— The task —
Copy out each line of the material in which the word "theory" appears.

[Items from a data source]
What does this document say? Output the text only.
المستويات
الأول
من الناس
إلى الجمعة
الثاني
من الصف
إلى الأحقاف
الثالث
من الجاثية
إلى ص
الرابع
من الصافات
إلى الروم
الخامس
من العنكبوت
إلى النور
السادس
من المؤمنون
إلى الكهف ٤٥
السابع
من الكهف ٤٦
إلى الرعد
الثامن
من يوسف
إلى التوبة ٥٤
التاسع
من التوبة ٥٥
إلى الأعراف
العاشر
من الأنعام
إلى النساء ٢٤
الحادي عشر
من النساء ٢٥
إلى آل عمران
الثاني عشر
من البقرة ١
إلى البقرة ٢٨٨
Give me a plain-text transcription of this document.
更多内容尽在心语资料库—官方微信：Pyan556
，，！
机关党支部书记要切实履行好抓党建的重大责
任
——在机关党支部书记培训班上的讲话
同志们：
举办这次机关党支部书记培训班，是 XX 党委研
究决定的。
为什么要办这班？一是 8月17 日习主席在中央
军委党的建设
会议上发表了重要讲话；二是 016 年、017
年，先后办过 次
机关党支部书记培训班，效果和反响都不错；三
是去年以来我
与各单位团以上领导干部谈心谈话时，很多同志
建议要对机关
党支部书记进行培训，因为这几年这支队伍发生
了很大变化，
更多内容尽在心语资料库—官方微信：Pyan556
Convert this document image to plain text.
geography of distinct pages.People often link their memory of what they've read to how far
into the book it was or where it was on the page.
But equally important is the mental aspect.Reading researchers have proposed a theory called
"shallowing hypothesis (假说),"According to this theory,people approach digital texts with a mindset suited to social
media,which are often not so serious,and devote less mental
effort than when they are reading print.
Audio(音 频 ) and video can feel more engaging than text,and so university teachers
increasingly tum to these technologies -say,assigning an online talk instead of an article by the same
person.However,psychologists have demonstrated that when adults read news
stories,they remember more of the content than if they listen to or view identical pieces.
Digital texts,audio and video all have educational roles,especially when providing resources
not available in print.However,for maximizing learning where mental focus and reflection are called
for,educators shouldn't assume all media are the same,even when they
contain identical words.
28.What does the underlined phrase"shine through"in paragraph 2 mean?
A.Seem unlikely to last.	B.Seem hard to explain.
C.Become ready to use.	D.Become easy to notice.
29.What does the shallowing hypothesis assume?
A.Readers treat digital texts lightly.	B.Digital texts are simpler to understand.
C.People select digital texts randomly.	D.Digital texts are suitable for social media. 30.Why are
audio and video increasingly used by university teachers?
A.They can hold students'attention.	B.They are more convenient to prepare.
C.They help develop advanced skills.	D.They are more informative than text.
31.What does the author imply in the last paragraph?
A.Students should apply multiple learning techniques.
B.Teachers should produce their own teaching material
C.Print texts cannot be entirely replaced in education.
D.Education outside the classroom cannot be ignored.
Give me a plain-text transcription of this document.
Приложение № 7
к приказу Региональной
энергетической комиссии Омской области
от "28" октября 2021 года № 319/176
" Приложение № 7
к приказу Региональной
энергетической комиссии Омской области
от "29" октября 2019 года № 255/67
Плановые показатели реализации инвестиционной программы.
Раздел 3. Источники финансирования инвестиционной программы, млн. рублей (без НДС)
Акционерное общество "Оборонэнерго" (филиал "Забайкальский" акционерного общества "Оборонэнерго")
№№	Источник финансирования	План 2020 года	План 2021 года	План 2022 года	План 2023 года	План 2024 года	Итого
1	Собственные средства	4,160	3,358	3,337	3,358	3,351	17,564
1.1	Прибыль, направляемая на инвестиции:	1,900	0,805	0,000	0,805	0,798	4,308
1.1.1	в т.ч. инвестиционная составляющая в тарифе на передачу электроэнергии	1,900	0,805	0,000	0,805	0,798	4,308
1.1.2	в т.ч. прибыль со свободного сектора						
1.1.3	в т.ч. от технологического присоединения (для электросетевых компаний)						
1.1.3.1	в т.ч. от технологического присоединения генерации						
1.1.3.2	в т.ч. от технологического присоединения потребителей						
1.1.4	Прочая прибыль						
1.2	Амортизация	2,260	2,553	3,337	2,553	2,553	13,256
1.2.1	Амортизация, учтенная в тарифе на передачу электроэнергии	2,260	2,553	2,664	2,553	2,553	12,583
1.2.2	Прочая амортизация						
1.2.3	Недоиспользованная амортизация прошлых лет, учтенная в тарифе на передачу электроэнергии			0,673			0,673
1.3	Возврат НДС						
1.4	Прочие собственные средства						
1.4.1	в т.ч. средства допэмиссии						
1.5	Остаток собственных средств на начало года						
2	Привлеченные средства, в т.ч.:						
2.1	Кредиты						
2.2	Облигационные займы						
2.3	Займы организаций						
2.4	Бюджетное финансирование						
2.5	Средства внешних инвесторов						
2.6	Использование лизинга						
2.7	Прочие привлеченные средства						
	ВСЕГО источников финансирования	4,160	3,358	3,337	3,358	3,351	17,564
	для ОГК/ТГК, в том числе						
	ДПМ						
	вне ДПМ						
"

— Exercise response —
But equally important is the mental aspect.Reading researchers have proposed a theory called
"shallowing hypothesis (假说),"According to this theory,people approach digital texts with a mindset suited to social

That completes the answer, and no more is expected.